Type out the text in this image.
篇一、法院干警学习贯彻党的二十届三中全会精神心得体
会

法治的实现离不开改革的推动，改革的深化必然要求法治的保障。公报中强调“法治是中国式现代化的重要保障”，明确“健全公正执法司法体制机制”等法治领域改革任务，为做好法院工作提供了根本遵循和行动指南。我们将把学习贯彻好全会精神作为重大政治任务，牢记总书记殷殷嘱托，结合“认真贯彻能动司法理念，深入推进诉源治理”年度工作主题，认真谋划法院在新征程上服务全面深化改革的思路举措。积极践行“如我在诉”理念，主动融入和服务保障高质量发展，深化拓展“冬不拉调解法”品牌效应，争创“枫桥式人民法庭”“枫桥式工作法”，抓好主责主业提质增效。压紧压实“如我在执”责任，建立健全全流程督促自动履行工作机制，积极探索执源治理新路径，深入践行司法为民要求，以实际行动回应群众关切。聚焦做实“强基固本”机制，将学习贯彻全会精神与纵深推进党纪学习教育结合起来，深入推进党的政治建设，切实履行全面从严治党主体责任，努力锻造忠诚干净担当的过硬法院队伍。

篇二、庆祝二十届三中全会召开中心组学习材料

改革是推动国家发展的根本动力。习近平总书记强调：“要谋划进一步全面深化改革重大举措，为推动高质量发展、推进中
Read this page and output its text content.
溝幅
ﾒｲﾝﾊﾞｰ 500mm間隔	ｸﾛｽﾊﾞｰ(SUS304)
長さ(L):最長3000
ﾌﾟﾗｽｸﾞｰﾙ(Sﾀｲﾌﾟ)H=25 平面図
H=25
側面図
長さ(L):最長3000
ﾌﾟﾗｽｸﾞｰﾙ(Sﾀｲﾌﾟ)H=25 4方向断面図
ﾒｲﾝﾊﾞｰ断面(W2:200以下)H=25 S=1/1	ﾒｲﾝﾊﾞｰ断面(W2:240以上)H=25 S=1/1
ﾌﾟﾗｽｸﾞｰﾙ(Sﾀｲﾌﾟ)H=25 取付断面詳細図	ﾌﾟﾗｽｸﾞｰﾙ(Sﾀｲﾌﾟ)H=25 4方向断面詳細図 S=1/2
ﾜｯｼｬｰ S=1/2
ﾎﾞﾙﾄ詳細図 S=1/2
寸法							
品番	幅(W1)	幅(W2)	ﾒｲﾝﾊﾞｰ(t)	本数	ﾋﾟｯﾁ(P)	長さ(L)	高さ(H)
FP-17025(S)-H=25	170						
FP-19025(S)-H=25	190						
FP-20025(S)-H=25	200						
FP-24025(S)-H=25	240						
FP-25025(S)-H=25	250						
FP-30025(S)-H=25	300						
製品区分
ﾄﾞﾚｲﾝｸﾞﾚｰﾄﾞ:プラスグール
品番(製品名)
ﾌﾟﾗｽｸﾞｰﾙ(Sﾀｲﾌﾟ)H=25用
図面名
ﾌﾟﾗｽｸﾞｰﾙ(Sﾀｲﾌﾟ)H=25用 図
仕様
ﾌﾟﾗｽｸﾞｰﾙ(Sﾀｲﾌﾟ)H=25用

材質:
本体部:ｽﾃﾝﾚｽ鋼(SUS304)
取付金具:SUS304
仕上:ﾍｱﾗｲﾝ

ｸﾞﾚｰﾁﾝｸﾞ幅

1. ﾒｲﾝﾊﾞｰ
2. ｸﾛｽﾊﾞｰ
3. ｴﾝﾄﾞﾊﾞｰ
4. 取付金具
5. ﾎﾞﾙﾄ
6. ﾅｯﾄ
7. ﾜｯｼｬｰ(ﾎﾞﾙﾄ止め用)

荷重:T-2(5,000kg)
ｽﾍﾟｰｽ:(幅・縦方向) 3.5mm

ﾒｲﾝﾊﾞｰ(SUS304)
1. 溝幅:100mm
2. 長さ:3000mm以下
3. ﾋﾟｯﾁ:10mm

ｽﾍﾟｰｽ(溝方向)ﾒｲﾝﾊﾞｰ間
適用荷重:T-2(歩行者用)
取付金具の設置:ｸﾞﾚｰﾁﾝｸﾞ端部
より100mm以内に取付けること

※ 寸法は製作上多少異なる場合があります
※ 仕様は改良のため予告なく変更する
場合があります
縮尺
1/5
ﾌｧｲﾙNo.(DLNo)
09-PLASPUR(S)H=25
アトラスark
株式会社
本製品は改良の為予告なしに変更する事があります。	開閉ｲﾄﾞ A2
# # # # # # #
§ Requirement: Recopy the entries above exactly, with every line included.

§ Solved problem:
Type out the text in this image.
篇一、法院干警学习贯彻党的二十届三中全会精神心得体
会

法治的实现离不开改革的推动，改革的深化必然要求法治的保障。公报中强调“法治是中国式现代化的重要保障”，明确“健全公正执法司法体制机制”等法治领域改革任务，为做好法院工作提供了根本遵循和行动指南。我们将把学习贯彻好全会精神作为重大政治任务，牢记总书记殷殷嘱托，结合“认真贯彻能动司法理念，深入推进诉源治理”年度工作主题，认真谋划法院在新征程上服务全面深化改革的思路举措。积极践行“如我在诉”理念，主动融入和服务保障高质量发展，深化拓展“冬不拉调解法”品牌效应，争创“枫桥式人民法庭”“枫桥式工作法”，抓好主责主业提质增效。压紧压实“如我在执”责任，建立健全全流程督促自动履行工作机制，积极探索执源治理新路径，深入践行司法为民要求，以实际行动回应群众关切。聚焦做实“强基固本”机制，将学习贯彻全会精神与纵深推进党纪学习教育结合起来，深入推进党的政治建设，切实履行全面从严治党主体责任，努力锻造忠诚干净担当的过硬法院队伍。

篇二、庆祝二十届三中全会召开中心组学习材料

改革是推动国家发展的根本动力。习近平总书记强调：“要谋划进一步全面深化改革重大举措，为推动高质量发展、推进中
Read this page and output its text content.
溝幅
ﾒｲﾝﾊﾞｰ 500mm間隔	ｸﾛｽﾊﾞｰ(SUS304)
長さ(L):最長3000
ﾌﾟﾗｽｸﾞｰﾙ(Sﾀｲﾌﾟ)H=25 平面図
H=25
側面図
長さ(L):最長3000
ﾌﾟﾗｽｸﾞｰﾙ(Sﾀｲﾌﾟ)H=25 4方向断面図
ﾒｲﾝﾊﾞｰ断面(W2:200以下)H=25 S=1/1	ﾒｲﾝﾊﾞｰ断面(W2:240以上)H=25 S=1/1
ﾌﾟﾗｽｸﾞｰﾙ(Sﾀｲﾌﾟ)H=25 取付断面詳細図	ﾌﾟﾗｽｸﾞｰﾙ(Sﾀｲﾌﾟ)H=25 4方向断面詳細図 S=1/2
ﾜｯｼｬｰ S=1/2
ﾎﾞﾙﾄ詳細図 S=1/2
寸法							
品番	幅(W1)	幅(W2)	ﾒｲﾝﾊﾞｰ(t)	本数	ﾋﾟｯﾁ(P)	長さ(L)	高さ(H)
FP-17025(S)-H=25	170						
FP-19025(S)-H=25	190						
FP-20025(S)-H=25	200						
FP-24025(S)-H=25	240						
FP-25025(S)-H=25	250						
FP-30025(S)-H=25	300						
製品区分
ﾄﾞﾚｲﾝｸﾞﾚｰﾄﾞ:プラスグール
品番(製品名)
ﾌﾟﾗｽｸﾞｰﾙ(Sﾀｲﾌﾟ)H=25用
図面名
ﾌﾟﾗｽｸﾞｰﾙ(Sﾀｲﾌﾟ)H=25用 図
仕様
ﾌﾟﾗｽｸﾞｰﾙ(Sﾀｲﾌﾟ)H=25用

材質:
本体部:ｽﾃﾝﾚｽ鋼(SUS304)
取付金具:SUS304
仕上:ﾍｱﾗｲﾝ

ｸﾞﾚｰﾁﾝｸﾞ幅

1. ﾒｲﾝﾊﾞｰ
2. ｸﾛｽﾊﾞｰ
3. ｴﾝﾄﾞﾊﾞｰ
4. 取付金具
5. ﾎﾞﾙﾄ
6. ﾅｯﾄ
7. ﾜｯｼｬｰ(ﾎﾞﾙﾄ止め用)

荷重:T-2(5,000kg)
ｽﾍﾟｰｽ:(幅・縦方向) 3.5mm

ﾒｲﾝﾊﾞｰ(SUS304)
1. 溝幅:100mm
2. 長さ:3000mm以下
3. ﾋﾟｯﾁ:10mm

ｽﾍﾟｰｽ(溝方向)ﾒｲﾝﾊﾞｰ間
適用荷重:T-2(歩行者用)
取付金具の設置:ｸﾞﾚｰﾁﾝｸﾞ端部
より100mm以内に取付けること

※ 寸法は製作上多少異なる場合があります
※ 仕様は改良のため予告なく変更する
場合があります
縮尺
1/5
ﾌｧｲﾙNo.(DLNo)
09-PLASPUR(S)H=25
アトラスark
株式会社
本製品は改良の為予告なしに変更する事があります。	開閉ｲﾄﾞ A2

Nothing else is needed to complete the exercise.